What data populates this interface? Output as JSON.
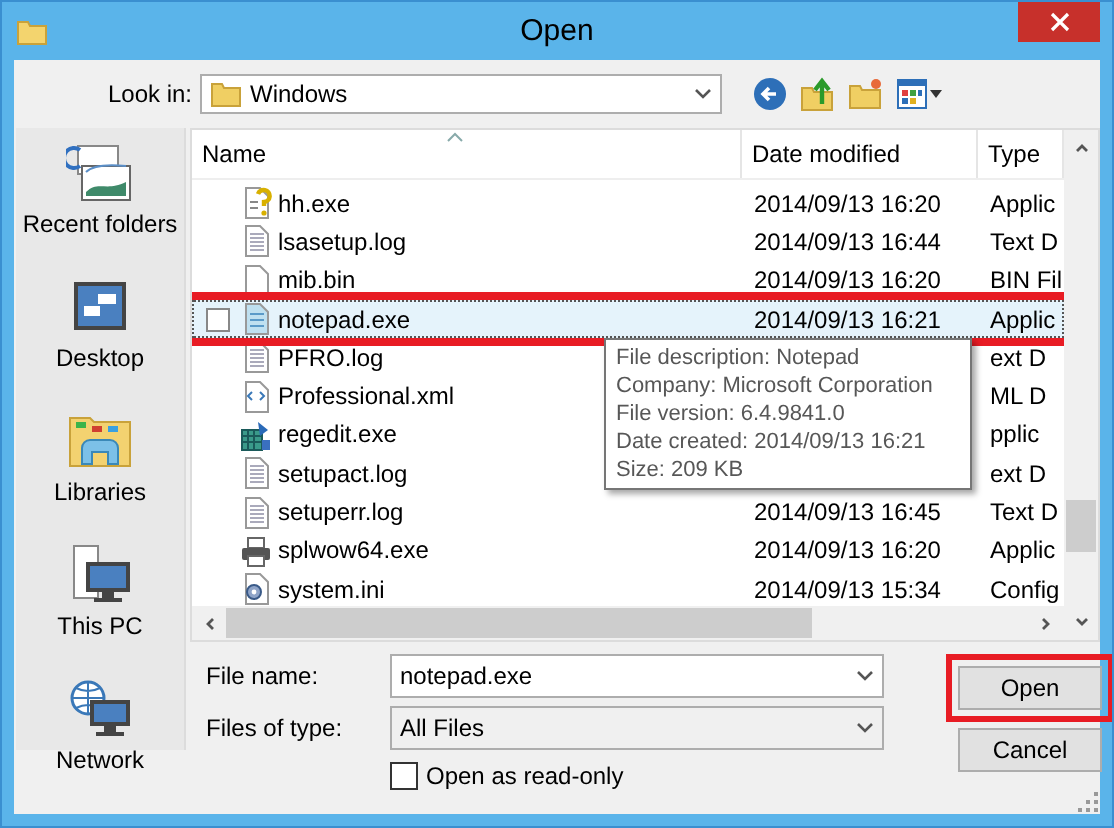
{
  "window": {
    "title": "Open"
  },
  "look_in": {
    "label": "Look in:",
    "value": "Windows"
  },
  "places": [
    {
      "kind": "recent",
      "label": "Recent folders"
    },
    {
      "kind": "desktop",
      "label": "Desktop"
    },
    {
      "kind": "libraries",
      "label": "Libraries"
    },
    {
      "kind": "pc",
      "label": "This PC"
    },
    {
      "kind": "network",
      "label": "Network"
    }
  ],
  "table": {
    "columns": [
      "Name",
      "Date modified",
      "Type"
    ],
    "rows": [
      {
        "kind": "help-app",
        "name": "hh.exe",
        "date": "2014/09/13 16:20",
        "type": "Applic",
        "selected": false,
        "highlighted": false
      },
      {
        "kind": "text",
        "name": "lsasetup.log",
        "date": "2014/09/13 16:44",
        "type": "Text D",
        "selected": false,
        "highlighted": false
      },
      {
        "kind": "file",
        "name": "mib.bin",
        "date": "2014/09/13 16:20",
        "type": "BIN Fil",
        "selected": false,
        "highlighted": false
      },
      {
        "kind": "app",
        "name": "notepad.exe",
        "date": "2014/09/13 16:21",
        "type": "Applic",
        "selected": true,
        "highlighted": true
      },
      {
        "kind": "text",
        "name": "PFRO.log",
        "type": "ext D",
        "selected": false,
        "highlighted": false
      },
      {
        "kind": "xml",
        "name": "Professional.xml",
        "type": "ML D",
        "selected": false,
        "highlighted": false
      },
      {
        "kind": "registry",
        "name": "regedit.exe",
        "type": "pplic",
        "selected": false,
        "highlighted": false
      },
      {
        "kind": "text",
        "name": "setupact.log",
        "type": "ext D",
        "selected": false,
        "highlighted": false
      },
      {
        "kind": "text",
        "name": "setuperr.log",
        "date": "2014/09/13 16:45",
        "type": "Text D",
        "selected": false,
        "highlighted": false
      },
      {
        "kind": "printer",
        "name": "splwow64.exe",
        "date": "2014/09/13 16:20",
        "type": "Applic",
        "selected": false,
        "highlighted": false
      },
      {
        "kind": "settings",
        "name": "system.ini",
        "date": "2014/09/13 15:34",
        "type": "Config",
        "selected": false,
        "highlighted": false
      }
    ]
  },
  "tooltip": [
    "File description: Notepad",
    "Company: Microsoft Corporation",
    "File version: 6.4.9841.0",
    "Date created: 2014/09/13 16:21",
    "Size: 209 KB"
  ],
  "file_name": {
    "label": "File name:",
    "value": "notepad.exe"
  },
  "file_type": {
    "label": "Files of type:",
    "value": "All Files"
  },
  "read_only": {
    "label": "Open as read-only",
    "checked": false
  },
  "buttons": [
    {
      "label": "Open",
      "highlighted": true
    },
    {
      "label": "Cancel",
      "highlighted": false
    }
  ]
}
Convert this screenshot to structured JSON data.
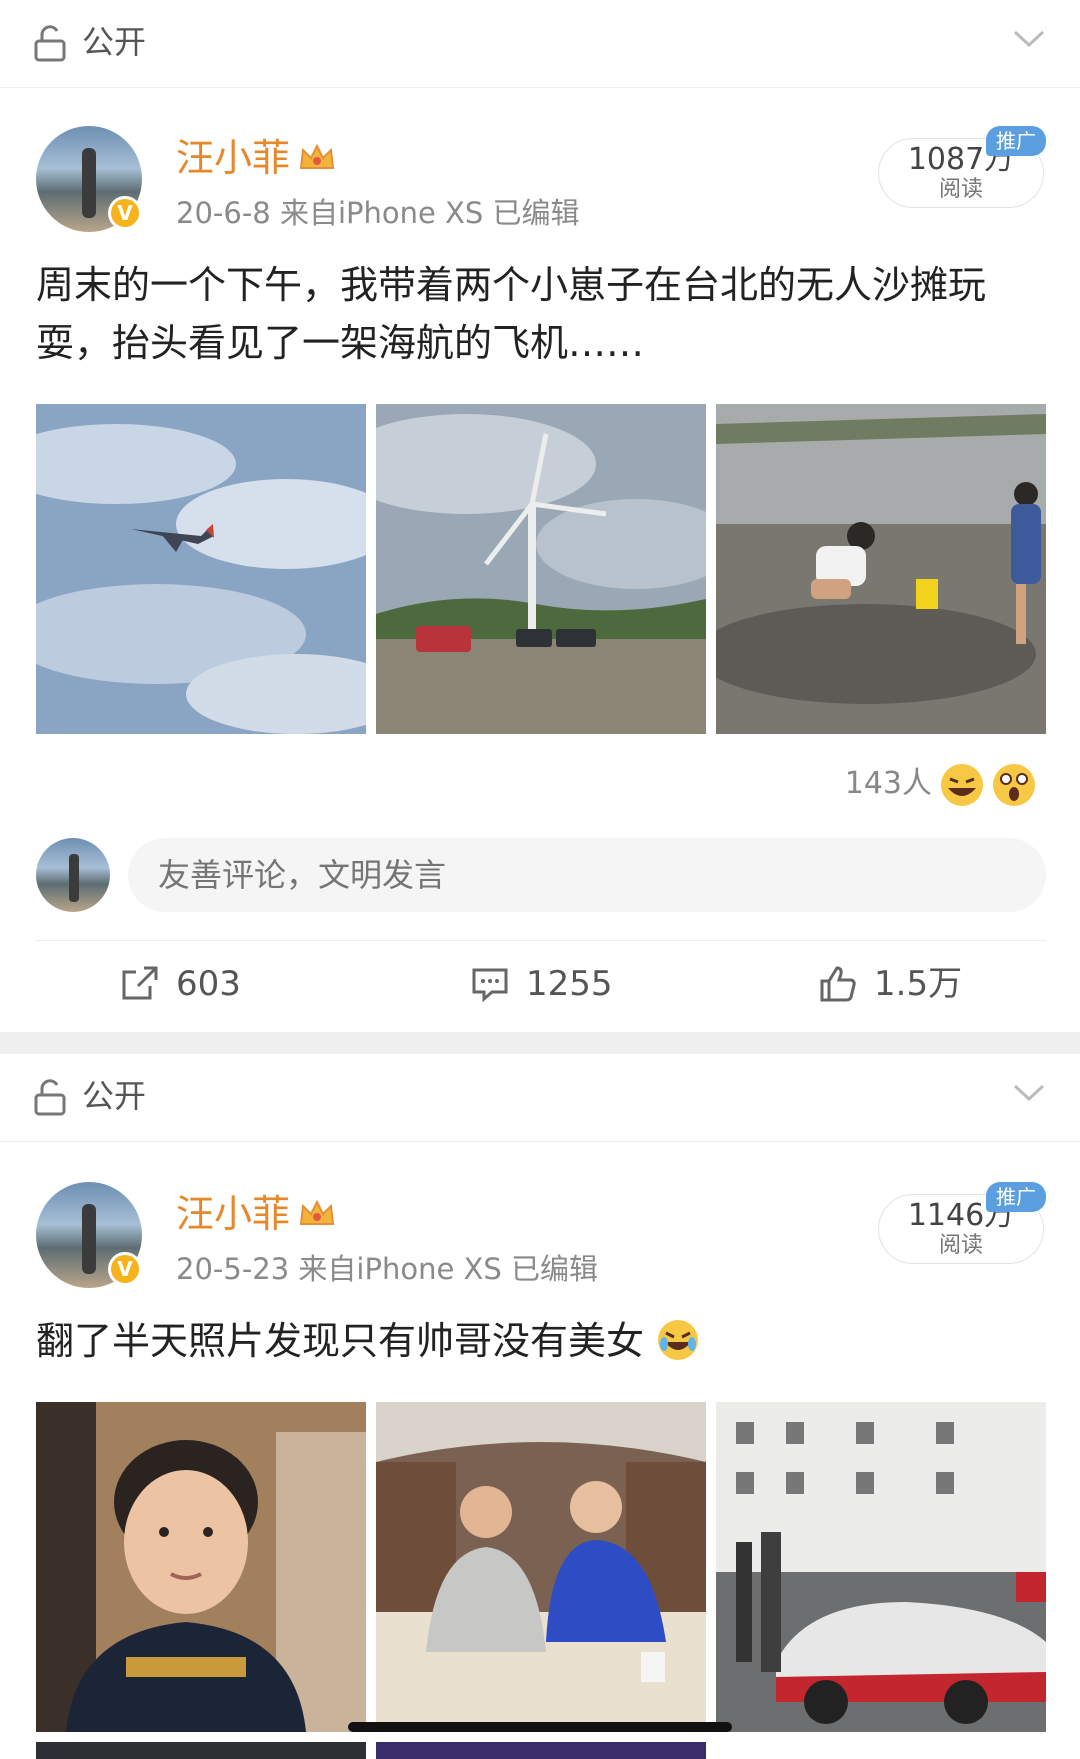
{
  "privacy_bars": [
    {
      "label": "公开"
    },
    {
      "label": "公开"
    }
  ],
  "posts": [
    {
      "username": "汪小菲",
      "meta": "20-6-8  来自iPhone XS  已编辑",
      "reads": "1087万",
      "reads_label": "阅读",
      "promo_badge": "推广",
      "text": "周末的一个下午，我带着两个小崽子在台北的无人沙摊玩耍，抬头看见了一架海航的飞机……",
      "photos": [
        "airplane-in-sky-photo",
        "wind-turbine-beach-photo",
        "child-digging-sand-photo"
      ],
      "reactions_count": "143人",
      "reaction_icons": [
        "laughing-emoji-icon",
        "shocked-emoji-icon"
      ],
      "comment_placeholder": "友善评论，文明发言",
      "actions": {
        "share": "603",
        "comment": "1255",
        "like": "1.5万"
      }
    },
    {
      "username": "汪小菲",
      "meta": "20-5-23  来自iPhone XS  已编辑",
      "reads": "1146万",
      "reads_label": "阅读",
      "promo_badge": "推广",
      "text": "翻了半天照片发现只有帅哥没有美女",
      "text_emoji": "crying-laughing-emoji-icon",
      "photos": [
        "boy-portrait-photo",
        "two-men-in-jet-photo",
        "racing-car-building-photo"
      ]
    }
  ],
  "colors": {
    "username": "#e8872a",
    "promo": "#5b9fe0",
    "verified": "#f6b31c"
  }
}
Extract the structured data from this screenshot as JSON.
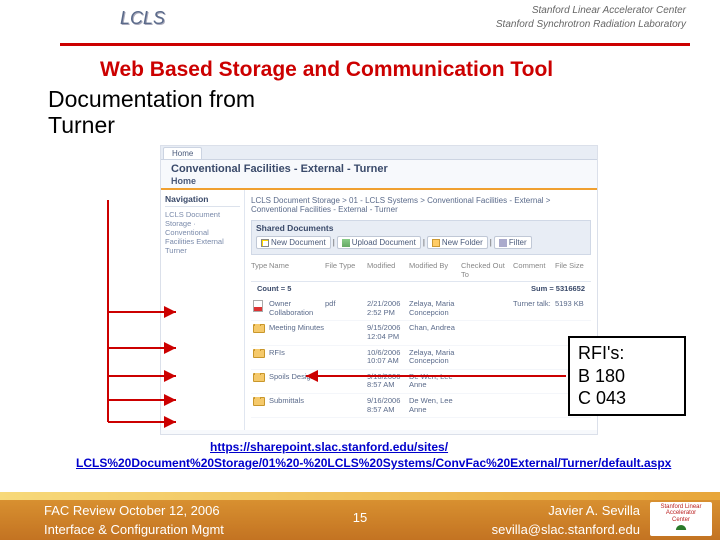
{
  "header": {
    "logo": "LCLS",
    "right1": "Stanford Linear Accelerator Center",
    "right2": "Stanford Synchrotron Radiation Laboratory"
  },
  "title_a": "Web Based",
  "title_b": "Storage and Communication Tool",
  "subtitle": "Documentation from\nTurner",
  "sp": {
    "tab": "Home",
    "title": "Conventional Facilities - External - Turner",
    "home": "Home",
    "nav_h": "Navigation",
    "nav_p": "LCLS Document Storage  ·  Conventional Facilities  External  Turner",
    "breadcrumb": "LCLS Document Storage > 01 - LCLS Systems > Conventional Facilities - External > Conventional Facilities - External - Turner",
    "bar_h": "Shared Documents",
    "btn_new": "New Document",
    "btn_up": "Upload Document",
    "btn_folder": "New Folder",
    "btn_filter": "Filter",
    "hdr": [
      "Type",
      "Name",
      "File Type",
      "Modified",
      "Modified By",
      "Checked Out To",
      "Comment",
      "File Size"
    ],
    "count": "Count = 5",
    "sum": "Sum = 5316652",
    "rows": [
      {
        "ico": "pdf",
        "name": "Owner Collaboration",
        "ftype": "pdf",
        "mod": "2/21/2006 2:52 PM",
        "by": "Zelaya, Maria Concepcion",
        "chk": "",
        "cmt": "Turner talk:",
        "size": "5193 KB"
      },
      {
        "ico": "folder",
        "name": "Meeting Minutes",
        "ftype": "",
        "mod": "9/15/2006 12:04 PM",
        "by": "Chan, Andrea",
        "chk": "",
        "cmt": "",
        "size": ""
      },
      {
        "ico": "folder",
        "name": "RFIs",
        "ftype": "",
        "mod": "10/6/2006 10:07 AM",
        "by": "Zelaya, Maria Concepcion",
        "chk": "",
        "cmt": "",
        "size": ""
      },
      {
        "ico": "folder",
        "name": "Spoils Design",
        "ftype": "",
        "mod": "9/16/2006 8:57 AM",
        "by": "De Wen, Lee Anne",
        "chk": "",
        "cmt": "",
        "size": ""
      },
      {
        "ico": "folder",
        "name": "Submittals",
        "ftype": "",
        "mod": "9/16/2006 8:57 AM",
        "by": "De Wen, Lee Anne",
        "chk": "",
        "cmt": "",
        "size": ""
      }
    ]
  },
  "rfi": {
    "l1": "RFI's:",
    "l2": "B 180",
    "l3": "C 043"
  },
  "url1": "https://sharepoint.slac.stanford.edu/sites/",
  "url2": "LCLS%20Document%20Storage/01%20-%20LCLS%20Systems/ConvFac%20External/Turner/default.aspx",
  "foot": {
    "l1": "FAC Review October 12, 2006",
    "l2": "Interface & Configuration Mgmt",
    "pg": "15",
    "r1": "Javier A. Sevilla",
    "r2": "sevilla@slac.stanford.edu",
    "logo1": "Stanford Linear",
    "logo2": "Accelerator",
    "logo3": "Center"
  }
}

TASK DESCRIPTION: Except for the pictures, print the data above exactly.

WRITTEN SOLUTION:
What data populates this interface? Output as JSON.
{
  "window": {
    "title": "Open"
  },
  "look_in": {
    "label": "Look in:",
    "value": "Windows"
  },
  "places": [
    {
      "kind": "recent",
      "label": "Recent folders"
    },
    {
      "kind": "desktop",
      "label": "Desktop"
    },
    {
      "kind": "libraries",
      "label": "Libraries"
    },
    {
      "kind": "pc",
      "label": "This PC"
    },
    {
      "kind": "network",
      "label": "Network"
    }
  ],
  "table": {
    "columns": [
      "Name",
      "Date modified",
      "Type"
    ],
    "rows": [
      {
        "kind": "help-app",
        "name": "hh.exe",
        "date": "2014/09/13 16:20",
        "type": "Applic",
        "selected": false,
        "highlighted": false
      },
      {
        "kind": "text",
        "name": "lsasetup.log",
        "date": "2014/09/13 16:44",
        "type": "Text D",
        "selected": false,
        "highlighted": false
      },
      {
        "kind": "file",
        "name": "mib.bin",
        "date": "2014/09/13 16:20",
        "type": "BIN Fil",
        "selected": false,
        "highlighted": false
      },
      {
        "kind": "app",
        "name": "notepad.exe",
        "date": "2014/09/13 16:21",
        "type": "Applic",
        "selected": true,
        "highlighted": true
      },
      {
        "kind": "text",
        "name": "PFRO.log",
        "type": "ext D",
        "selected": false,
        "highlighted": false
      },
      {
        "kind": "xml",
        "name": "Professional.xml",
        "type": "ML D",
        "selected": false,
        "highlighted": false
      },
      {
        "kind": "registry",
        "name": "regedit.exe",
        "type": "pplic",
        "selected": false,
        "highlighted": false
      },
      {
        "kind": "text",
        "name": "setupact.log",
        "type": "ext D",
        "selected": false,
        "highlighted": false
      },
      {
        "kind": "text",
        "name": "setuperr.log",
        "date": "2014/09/13 16:45",
        "type": "Text D",
        "selected": false,
        "highlighted": false
      },
      {
        "kind": "printer",
        "name": "splwow64.exe",
        "date": "2014/09/13 16:20",
        "type": "Applic",
        "selected": false,
        "highlighted": false
      },
      {
        "kind": "settings",
        "name": "system.ini",
        "date": "2014/09/13 15:34",
        "type": "Config",
        "selected": false,
        "highlighted": false
      }
    ]
  },
  "tooltip": [
    "File description: Notepad",
    "Company: Microsoft Corporation",
    "File version: 6.4.9841.0",
    "Date created: 2014/09/13 16:21",
    "Size: 209 KB"
  ],
  "file_name": {
    "label": "File name:",
    "value": "notepad.exe"
  },
  "file_type": {
    "label": "Files of type:",
    "value": "All Files"
  },
  "read_only": {
    "label": "Open as read-only",
    "checked": false
  },
  "buttons": [
    {
      "label": "Open",
      "highlighted": true
    },
    {
      "label": "Cancel",
      "highlighted": false
    }
  ]
}
Convert this screenshot to structured JSON data.
{
  "privacy_bars": [
    {
      "label": "公开"
    },
    {
      "label": "公开"
    }
  ],
  "posts": [
    {
      "username": "汪小菲",
      "meta": "20-6-8  来自iPhone XS  已编辑",
      "reads": "1087万",
      "reads_label": "阅读",
      "promo_badge": "推广",
      "text": "周末的一个下午，我带着两个小崽子在台北的无人沙摊玩耍，抬头看见了一架海航的飞机……",
      "photos": [
        "airplane-in-sky-photo",
        "wind-turbine-beach-photo",
        "child-digging-sand-photo"
      ],
      "reactions_count": "143人",
      "reaction_icons": [
        "laughing-emoji-icon",
        "shocked-emoji-icon"
      ],
      "comment_placeholder": "友善评论，文明发言",
      "actions": {
        "share": "603",
        "comment": "1255",
        "like": "1.5万"
      }
    },
    {
      "username": "汪小菲",
      "meta": "20-5-23  来自iPhone XS  已编辑",
      "reads": "1146万",
      "reads_label": "阅读",
      "promo_badge": "推广",
      "text": "翻了半天照片发现只有帅哥没有美女",
      "text_emoji": "crying-laughing-emoji-icon",
      "photos": [
        "boy-portrait-photo",
        "two-men-in-jet-photo",
        "racing-car-building-photo"
      ]
    }
  ],
  "colors": {
    "username": "#e8872a",
    "promo": "#5b9fe0",
    "verified": "#f6b31c"
  }
}
Extract the structured data from this screenshot as JSON.
{
  "header": {
    "logo": "LCLS",
    "right1": "Stanford Linear Accelerator Center",
    "right2": "Stanford Synchrotron Radiation Laboratory"
  },
  "title_a": "Web Based",
  "title_b": "Storage and Communication Tool",
  "subtitle": "Documentation from\nTurner",
  "sp": {
    "tab": "Home",
    "title": "Conventional Facilities - External - Turner",
    "home": "Home",
    "nav_h": "Navigation",
    "nav_p": "LCLS Document Storage  ·  Conventional Facilities  External  Turner",
    "breadcrumb": "LCLS Document Storage > 01 - LCLS Systems > Conventional Facilities - External > Conventional Facilities - External - Turner",
    "bar_h": "Shared Documents",
    "btn_new": "New Document",
    "btn_up": "Upload Document",
    "btn_folder": "New Folder",
    "btn_filter": "Filter",
    "hdr": [
      "Type",
      "Name",
      "File Type",
      "Modified",
      "Modified By",
      "Checked Out To",
      "Comment",
      "File Size"
    ],
    "count": "Count = 5",
    "sum": "Sum = 5316652",
    "rows": [
      {
        "ico": "pdf",
        "name": "Owner Collaboration",
        "ftype": "pdf",
        "mod": "2/21/2006 2:52 PM",
        "by": "Zelaya, Maria Concepcion",
        "chk": "",
        "cmt": "Turner talk:",
        "size": "5193 KB"
      },
      {
        "ico": "folder",
        "name": "Meeting Minutes",
        "ftype": "",
        "mod": "9/15/2006 12:04 PM",
        "by": "Chan, Andrea",
        "chk": "",
        "cmt": "",
        "size": ""
      },
      {
        "ico": "folder",
        "name": "RFIs",
        "ftype": "",
        "mod": "10/6/2006 10:07 AM",
        "by": "Zelaya, Maria Concepcion",
        "chk": "",
        "cmt": "",
        "size": ""
      },
      {
        "ico": "folder",
        "name": "Spoils Design",
        "ftype": "",
        "mod": "9/16/2006 8:57 AM",
        "by": "De Wen, Lee Anne",
        "chk": "",
        "cmt": "",
        "size": ""
      },
      {
        "ico": "folder",
        "name": "Submittals",
        "ftype": "",
        "mod": "9/16/2006 8:57 AM",
        "by": "De Wen, Lee Anne",
        "chk": "",
        "cmt": "",
        "size": ""
      }
    ]
  },
  "rfi": {
    "l1": "RFI's:",
    "l2": "B 180",
    "l3": "C 043"
  },
  "url1": "https://sharepoint.slac.stanford.edu/sites/",
  "url2": "LCLS%20Document%20Storage/01%20-%20LCLS%20Systems/ConvFac%20External/Turner/default.aspx",
  "foot": {
    "l1": "FAC Review October 12, 2006",
    "l2": "Interface & Configuration Mgmt",
    "pg": "15",
    "r1": "Javier A. Sevilla",
    "r2": "sevilla@slac.stanford.edu",
    "logo1": "Stanford Linear",
    "logo2": "Accelerator",
    "logo3": "Center"
  }
}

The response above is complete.